## Data extract
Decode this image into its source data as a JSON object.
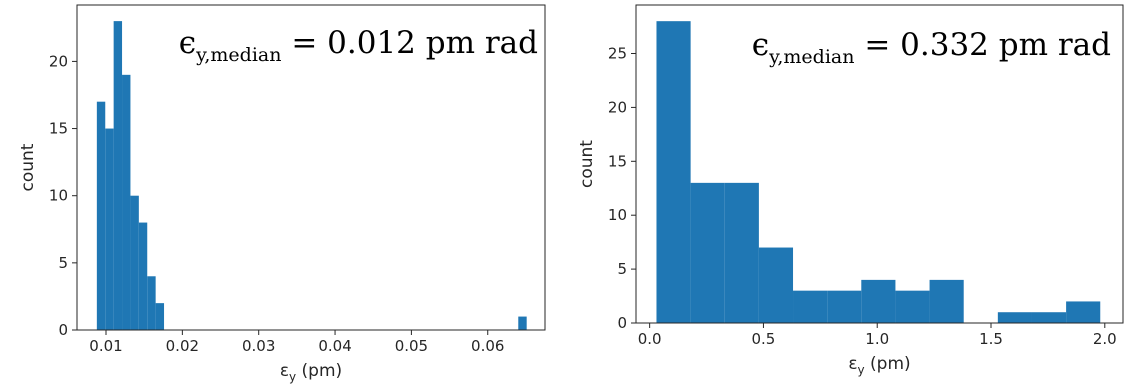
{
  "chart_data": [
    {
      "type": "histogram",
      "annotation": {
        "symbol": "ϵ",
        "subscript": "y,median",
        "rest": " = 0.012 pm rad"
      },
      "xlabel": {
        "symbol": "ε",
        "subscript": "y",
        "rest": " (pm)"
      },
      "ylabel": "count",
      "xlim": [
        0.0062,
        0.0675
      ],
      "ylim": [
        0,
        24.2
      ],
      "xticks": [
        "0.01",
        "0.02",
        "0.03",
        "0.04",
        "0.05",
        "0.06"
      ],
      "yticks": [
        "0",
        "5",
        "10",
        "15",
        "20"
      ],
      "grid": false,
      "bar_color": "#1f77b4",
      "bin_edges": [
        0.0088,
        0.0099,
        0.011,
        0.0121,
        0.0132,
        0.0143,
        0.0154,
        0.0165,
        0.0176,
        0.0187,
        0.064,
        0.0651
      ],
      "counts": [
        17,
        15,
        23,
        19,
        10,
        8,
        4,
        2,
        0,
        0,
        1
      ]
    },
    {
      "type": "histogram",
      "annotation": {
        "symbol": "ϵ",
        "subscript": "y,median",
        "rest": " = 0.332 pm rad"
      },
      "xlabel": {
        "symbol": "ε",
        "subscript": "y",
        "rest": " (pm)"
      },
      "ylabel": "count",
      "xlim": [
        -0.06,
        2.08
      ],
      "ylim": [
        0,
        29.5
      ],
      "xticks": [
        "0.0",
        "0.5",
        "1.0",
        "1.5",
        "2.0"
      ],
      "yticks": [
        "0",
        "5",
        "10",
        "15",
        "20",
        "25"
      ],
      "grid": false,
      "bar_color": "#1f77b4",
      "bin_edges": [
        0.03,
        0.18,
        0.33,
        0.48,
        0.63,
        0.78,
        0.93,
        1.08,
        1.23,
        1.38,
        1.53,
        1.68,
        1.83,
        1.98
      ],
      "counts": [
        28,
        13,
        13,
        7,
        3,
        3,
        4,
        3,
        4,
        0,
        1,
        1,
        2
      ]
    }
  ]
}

## What you need to do
All of the records above must be copied exactly, except for the pictures.

## Output of the exercise
Decode this image into its source data as a JSON object.
{
  "chart_data": [
    {
      "type": "histogram",
      "annotation": {
        "symbol": "ϵ",
        "subscript": "y,median",
        "rest": " = 0.012 pm rad"
      },
      "xlabel": {
        "symbol": "ε",
        "subscript": "y",
        "rest": " (pm)"
      },
      "ylabel": "count",
      "xlim": [
        0.0062,
        0.0675
      ],
      "ylim": [
        0,
        24.2
      ],
      "xticks": [
        "0.01",
        "0.02",
        "0.03",
        "0.04",
        "0.05",
        "0.06"
      ],
      "yticks": [
        "0",
        "5",
        "10",
        "15",
        "20"
      ],
      "grid": false,
      "bar_color": "#1f77b4",
      "bin_edges": [
        0.0088,
        0.0099,
        0.011,
        0.0121,
        0.0132,
        0.0143,
        0.0154,
        0.0165,
        0.0176,
        0.0187,
        0.064,
        0.0651
      ],
      "counts": [
        17,
        15,
        23,
        19,
        10,
        8,
        4,
        2,
        0,
        0,
        1
      ]
    },
    {
      "type": "histogram",
      "annotation": {
        "symbol": "ϵ",
        "subscript": "y,median",
        "rest": " = 0.332 pm rad"
      },
      "xlabel": {
        "symbol": "ε",
        "subscript": "y",
        "rest": " (pm)"
      },
      "ylabel": "count",
      "xlim": [
        -0.06,
        2.08
      ],
      "ylim": [
        0,
        29.5
      ],
      "xticks": [
        "0.0",
        "0.5",
        "1.0",
        "1.5",
        "2.0"
      ],
      "yticks": [
        "0",
        "5",
        "10",
        "15",
        "20",
        "25"
      ],
      "grid": false,
      "bar_color": "#1f77b4",
      "bin_edges": [
        0.03,
        0.18,
        0.33,
        0.48,
        0.63,
        0.78,
        0.93,
        1.08,
        1.23,
        1.38,
        1.53,
        1.68,
        1.83,
        1.98
      ],
      "counts": [
        28,
        13,
        13,
        7,
        3,
        3,
        4,
        3,
        4,
        0,
        1,
        1,
        2
      ]
    }
  ]
}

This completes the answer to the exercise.